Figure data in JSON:
"""
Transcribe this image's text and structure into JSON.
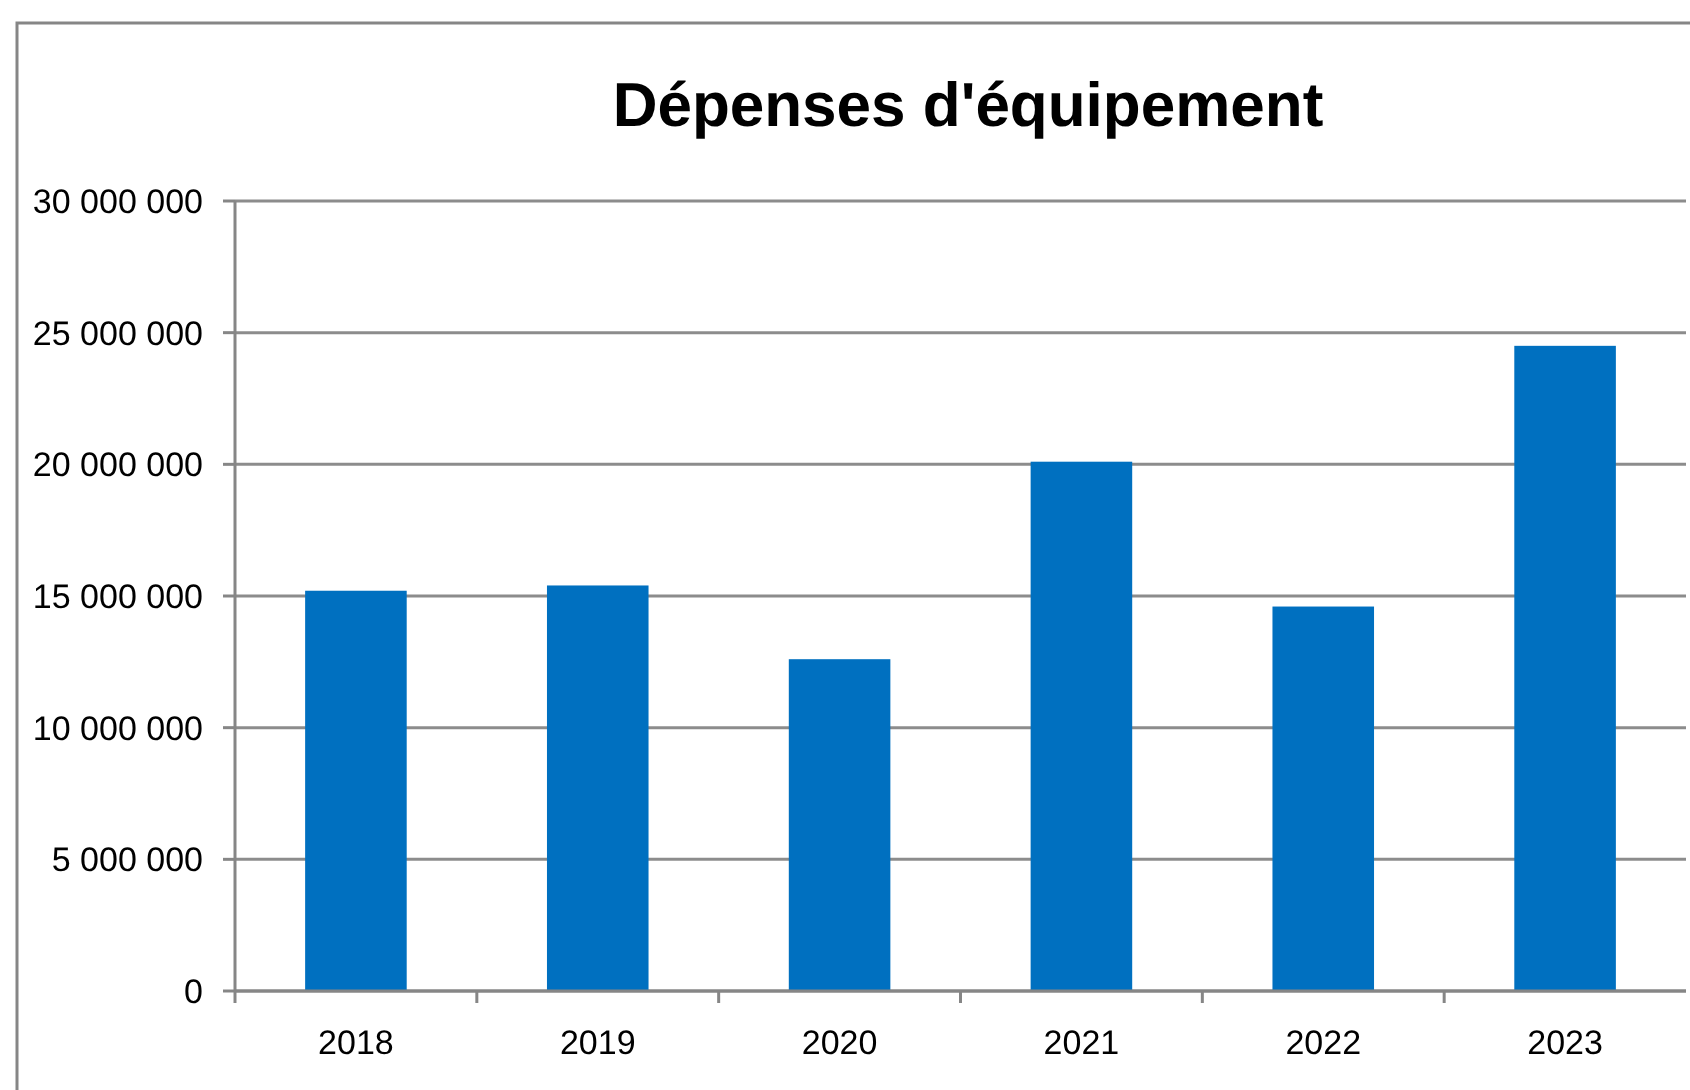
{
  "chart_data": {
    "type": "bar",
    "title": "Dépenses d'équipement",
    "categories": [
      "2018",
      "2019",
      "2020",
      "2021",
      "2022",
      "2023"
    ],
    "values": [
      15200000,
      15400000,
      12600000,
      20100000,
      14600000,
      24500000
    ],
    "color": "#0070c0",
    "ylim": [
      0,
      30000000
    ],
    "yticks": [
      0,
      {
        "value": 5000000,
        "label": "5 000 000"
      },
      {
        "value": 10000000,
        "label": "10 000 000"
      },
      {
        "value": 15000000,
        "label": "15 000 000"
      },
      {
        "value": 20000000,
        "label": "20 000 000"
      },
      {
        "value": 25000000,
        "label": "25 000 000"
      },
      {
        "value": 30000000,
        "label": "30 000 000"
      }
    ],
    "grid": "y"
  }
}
"""
→ **Exercise description**
Reproduce the listing exactly. Leave its pictures out.

→ **Exercise answer**
Transcribe this image's text and structure into JSON.
{
  "chart_data": {
    "type": "bar",
    "title": "Dépenses d'équipement",
    "categories": [
      "2018",
      "2019",
      "2020",
      "2021",
      "2022",
      "2023"
    ],
    "values": [
      15200000,
      15400000,
      12600000,
      20100000,
      14600000,
      24500000
    ],
    "color": "#0070c0",
    "ylim": [
      0,
      30000000
    ],
    "yticks": [
      0,
      {
        "value": 5000000,
        "label": "5 000 000"
      },
      {
        "value": 10000000,
        "label": "10 000 000"
      },
      {
        "value": 15000000,
        "label": "15 000 000"
      },
      {
        "value": 20000000,
        "label": "20 000 000"
      },
      {
        "value": 25000000,
        "label": "25 000 000"
      },
      {
        "value": 30000000,
        "label": "30 000 000"
      }
    ],
    "grid": "y"
  }
}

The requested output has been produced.